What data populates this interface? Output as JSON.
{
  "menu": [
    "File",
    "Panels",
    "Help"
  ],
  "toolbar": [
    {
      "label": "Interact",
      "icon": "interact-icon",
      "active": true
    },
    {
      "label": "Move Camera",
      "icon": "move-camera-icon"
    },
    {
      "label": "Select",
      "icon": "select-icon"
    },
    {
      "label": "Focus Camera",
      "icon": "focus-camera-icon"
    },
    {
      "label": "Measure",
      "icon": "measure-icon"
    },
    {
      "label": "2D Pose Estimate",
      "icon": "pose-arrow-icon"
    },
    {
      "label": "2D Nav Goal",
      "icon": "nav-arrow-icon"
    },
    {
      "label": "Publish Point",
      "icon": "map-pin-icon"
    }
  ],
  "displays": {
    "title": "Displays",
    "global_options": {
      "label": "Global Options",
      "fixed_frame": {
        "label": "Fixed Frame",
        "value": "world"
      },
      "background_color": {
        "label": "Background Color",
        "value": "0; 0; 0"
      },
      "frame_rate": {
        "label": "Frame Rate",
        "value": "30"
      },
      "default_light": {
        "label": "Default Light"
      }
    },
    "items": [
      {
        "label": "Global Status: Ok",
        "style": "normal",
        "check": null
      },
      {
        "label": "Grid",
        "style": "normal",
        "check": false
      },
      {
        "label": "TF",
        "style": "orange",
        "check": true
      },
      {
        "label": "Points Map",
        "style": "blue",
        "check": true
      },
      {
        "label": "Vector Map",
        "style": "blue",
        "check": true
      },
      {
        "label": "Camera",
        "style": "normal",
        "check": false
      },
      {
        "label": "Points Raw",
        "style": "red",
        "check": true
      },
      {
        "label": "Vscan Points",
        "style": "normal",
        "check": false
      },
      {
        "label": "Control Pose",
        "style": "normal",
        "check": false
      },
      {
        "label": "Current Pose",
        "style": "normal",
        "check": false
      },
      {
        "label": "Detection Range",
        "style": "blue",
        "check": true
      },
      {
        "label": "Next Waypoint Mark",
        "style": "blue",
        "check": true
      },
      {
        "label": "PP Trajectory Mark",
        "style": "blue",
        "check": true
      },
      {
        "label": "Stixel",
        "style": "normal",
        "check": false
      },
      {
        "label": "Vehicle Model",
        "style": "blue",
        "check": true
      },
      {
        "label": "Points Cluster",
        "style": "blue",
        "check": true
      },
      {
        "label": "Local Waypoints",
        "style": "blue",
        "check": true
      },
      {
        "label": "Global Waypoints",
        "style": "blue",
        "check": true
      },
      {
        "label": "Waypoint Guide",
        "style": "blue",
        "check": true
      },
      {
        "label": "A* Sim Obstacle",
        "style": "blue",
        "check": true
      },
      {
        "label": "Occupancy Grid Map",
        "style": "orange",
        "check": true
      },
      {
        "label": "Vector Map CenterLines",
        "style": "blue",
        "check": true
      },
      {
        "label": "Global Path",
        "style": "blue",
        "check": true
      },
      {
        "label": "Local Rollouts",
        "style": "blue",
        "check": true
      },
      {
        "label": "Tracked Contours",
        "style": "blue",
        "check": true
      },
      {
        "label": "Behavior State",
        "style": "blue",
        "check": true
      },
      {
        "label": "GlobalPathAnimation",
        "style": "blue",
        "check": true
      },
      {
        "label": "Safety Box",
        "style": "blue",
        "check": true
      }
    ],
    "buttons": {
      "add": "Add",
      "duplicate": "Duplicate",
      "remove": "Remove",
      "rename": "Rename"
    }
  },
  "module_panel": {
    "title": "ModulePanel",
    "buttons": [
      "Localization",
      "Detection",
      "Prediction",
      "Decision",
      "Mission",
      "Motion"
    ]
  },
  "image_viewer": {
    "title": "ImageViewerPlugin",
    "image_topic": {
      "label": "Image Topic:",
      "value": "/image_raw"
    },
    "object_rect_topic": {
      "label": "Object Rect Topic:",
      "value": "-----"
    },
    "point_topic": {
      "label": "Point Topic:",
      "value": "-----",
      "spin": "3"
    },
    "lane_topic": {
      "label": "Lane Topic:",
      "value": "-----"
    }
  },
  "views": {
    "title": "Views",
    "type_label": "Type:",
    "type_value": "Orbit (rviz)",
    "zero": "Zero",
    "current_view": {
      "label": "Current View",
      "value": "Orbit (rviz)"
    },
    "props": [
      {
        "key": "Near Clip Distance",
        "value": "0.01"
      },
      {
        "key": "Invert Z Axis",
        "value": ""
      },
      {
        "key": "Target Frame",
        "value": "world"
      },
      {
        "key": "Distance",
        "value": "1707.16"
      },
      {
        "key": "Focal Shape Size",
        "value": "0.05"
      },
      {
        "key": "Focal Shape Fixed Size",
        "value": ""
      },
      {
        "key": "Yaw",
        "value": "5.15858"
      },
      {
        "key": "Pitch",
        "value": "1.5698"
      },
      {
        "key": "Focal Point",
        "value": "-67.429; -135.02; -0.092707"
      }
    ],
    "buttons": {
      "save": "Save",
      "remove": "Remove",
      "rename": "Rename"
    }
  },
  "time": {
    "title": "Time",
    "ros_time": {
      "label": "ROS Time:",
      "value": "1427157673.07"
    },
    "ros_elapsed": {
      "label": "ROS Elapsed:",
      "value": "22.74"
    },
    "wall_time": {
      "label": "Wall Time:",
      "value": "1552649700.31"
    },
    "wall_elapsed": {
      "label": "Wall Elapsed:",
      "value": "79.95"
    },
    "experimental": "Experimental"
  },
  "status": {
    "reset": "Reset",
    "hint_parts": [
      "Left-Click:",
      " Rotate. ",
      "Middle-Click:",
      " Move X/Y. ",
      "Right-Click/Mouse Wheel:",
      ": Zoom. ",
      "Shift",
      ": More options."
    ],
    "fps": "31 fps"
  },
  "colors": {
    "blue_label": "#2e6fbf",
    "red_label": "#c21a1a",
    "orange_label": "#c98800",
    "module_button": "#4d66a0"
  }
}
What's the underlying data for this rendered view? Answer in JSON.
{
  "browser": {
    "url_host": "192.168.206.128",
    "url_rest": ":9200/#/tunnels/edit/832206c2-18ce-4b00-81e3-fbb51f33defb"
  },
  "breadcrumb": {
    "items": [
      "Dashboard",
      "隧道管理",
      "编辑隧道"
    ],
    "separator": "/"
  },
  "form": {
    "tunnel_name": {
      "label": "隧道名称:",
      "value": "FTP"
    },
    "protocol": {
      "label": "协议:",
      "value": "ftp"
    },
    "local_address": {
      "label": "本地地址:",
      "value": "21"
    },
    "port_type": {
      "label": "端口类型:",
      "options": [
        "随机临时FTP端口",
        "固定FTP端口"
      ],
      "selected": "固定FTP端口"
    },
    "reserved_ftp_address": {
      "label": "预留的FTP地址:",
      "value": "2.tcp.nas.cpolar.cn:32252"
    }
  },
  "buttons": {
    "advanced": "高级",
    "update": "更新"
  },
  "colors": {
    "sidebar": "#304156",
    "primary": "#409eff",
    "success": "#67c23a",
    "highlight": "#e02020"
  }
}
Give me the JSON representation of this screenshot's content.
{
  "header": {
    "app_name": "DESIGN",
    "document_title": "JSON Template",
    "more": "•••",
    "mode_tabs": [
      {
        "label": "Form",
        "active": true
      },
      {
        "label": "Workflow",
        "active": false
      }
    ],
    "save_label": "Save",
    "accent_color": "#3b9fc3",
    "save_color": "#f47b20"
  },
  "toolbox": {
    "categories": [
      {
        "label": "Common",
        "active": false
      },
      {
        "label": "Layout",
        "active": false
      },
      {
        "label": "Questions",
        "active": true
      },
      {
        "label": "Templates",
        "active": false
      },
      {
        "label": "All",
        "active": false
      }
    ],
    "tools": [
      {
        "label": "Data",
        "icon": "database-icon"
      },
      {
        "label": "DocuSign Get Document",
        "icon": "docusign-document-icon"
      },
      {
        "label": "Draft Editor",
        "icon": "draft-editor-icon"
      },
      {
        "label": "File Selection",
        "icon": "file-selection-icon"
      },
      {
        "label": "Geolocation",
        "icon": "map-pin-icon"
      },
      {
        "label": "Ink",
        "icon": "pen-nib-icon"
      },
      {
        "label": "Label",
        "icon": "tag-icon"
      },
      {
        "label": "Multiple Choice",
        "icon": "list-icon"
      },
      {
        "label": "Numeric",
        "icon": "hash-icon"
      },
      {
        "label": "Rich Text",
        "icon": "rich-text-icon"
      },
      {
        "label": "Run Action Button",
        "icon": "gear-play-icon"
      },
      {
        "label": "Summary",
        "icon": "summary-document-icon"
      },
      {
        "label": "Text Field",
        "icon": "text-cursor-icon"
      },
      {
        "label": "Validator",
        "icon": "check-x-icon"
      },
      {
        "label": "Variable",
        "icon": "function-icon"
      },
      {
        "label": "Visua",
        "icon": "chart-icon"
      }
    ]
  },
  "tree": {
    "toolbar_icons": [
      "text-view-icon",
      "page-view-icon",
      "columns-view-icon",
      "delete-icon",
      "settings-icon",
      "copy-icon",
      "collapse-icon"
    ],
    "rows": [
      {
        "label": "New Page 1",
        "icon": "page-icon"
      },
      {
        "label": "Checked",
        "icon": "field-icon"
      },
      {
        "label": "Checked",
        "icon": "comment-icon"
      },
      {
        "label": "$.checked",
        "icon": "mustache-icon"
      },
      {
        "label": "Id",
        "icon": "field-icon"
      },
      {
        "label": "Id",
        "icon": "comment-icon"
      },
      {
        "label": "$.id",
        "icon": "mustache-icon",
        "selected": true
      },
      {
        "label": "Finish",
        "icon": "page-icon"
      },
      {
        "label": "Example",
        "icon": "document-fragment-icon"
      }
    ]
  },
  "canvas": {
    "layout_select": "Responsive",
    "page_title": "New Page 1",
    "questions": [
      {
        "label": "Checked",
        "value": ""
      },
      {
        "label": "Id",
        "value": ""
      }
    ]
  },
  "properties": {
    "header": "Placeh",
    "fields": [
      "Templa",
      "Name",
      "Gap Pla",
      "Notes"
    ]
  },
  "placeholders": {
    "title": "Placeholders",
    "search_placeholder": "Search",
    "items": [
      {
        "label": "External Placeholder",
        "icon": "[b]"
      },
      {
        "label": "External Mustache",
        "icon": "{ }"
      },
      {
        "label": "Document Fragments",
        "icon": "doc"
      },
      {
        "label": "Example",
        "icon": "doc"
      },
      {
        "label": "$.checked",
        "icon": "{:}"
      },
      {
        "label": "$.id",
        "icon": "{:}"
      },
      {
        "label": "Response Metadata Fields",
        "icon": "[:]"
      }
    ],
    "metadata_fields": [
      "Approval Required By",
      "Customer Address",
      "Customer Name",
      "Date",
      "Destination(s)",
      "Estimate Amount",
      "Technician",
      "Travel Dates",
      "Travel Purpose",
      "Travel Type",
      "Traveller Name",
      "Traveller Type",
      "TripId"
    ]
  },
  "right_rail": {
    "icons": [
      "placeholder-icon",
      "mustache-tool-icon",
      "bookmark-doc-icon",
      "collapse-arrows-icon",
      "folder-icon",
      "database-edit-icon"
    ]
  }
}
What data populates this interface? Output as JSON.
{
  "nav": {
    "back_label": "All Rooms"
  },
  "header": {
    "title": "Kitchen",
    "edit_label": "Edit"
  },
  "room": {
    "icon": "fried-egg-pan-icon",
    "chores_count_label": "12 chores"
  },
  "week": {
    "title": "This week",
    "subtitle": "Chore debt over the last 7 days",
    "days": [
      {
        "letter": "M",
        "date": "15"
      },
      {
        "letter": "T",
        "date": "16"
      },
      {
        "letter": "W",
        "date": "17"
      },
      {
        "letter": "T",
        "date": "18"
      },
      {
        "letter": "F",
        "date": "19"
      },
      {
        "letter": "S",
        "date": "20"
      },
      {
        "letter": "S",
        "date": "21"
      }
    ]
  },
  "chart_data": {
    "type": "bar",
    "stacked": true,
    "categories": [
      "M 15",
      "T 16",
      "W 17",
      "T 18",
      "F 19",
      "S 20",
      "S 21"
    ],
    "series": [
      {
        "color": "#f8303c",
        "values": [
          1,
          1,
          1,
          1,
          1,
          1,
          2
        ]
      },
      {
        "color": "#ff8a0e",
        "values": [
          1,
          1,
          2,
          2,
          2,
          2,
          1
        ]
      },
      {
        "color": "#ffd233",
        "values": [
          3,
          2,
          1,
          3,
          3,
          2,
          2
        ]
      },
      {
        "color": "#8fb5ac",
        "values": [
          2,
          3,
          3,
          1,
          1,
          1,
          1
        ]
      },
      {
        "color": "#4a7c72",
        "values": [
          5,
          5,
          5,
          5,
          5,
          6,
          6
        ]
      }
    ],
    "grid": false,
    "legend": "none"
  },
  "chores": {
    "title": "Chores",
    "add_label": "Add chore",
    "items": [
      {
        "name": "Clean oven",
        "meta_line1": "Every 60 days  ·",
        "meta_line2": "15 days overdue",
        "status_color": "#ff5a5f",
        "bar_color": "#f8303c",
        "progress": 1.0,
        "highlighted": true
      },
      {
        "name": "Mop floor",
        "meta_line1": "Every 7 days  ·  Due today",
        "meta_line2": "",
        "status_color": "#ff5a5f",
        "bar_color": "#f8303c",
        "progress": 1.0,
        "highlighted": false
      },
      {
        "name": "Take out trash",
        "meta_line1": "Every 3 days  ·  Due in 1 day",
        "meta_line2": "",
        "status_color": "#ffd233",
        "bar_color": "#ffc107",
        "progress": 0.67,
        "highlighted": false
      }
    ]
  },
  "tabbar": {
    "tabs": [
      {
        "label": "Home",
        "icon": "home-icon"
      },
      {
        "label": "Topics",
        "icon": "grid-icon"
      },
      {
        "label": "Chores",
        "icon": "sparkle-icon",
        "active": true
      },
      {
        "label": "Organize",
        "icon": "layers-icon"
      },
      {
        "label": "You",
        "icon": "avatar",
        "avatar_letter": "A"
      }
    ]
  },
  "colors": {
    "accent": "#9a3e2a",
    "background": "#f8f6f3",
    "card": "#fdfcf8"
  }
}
--
SHORT EXERCISE:
Using the material above, copy every line in which the string "Distance" occurs.

PROBLEM SOLUTION:
        "key": "Near Clip Distance",
        "key": "Distance",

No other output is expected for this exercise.